◆ QUOTED TEXT
Posted in: Apple, TV | Tagged: Slow Horses
Slow Horses Creator & Showrunner Discuss Season 5 Focus, Emphasis
Slow Horses author Mick Herron and showrunner Will Smith on the show's evolution and how Season 5 "comments on contemporary British politics."
Article Summary
- Slow Horses season 5 adapts "London Rules" and dives deeper into contemporary British political themes.
- Showrunner Will Smith highlights new plot focus and evolving character dynamics for the upcoming season.
- Chris Chung’s Roddy Ho takes center stage when his suspicious new romance sparks chaos among the Slow Horses.
- The series continues its sharp commentary on the UK's self-inflicted wounds and post-Brexit challenges.
The new season of everyone's favourite new spy series, Slow Horses, is almost upon us, and original book author Mick Herron and series showrunner Will Smith have a lot to say about the series at Theakston Old Peculier Crime Writing Festival at The Old Swan Hotel in Harrogate. "What I love about the books and what it enables you to do with the series is it can have slightly different emphases," Smith said. "Series 1 was kidnap plot, so it starts and it just rips. And series 2 was the Russian spies in the past being reactivated, and it delved into the past, so it had that different kind of energy and feel to it. Then 3 was just the scale of it, and the action which became that big set piece shoot-out at the end, which I absolutely love. And then 4 is the darkness of David's backstory and David's decline, and River coping with that, which was all fantastic."
In season 5 of Slow Horses, everyone is suspicious when resident tech nerd Roddy Ho has a glamorous new girlfriend. When a series of increasingly bizarre events occur across the city, it falls to the Slow Horses to work out how everything is connected. After all, Lamb knows that in the world of espionage, the London Rules – cover your back – always apply. The season is an adaptation of "London Rules", the fifth book in the series.

◆ THE TASK
Carry on the Slow Horses season 5 article above, starting after its last sentence.

◆ GIVEN INFORMATION

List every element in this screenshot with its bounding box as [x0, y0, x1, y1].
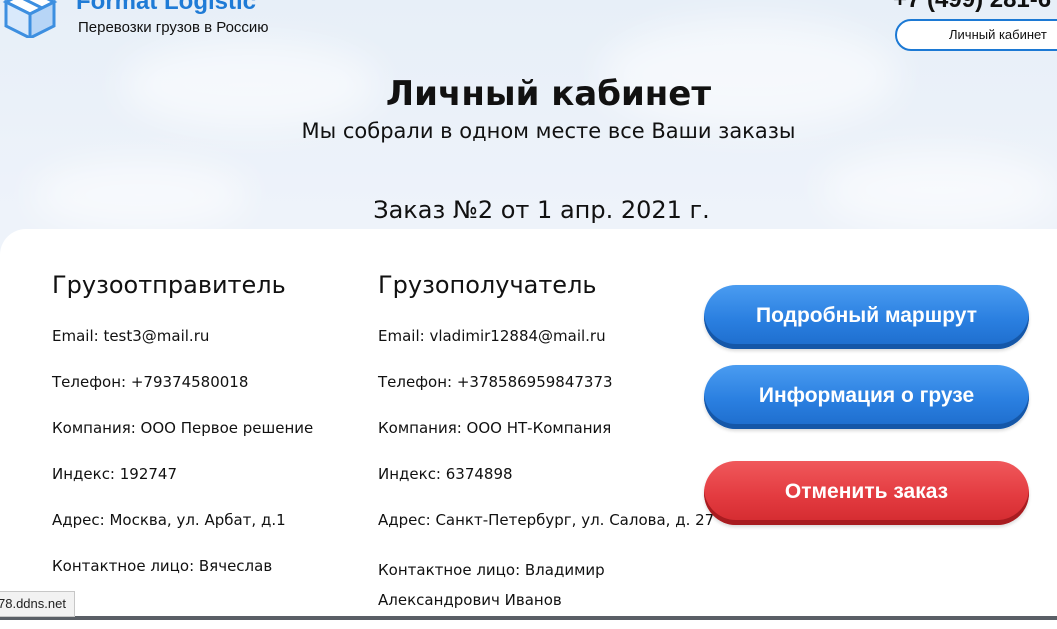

◆ SOLVED PROBLEM
"It's great to see Chris Chung as he's grown and just owned that character," said Smith. "So that's been wonderful to watch, it's really exciting to be doing that," continued Smith. "And then putting Ho together with characters that might not be able to cope with him – there's real fun to that. The plot, as well, is, sadly, topical; it is the other side to that. It comments on contemporary British politics."
Smith said to Herron, "When you wrote it, I'm sure you thought, 'Oh, that's all going to go away.' But it feels very relevant."
To those people who have read "London Rules" and the next book "Bad Actors", which series six is based on, they would know the commentary on a more corrupt and less after UK in the wake of Brexit is all over the stories, since the recurring theme of every Slow Horses story is the self-inflicted wounds the UK constantly inflicts on itself, and how the forgotten, unappreciated "nobodies", ie the Slow Horses", are the ones to keep things from going completely pear-shaped and leaving the country (or at least, London) a smoking ruin.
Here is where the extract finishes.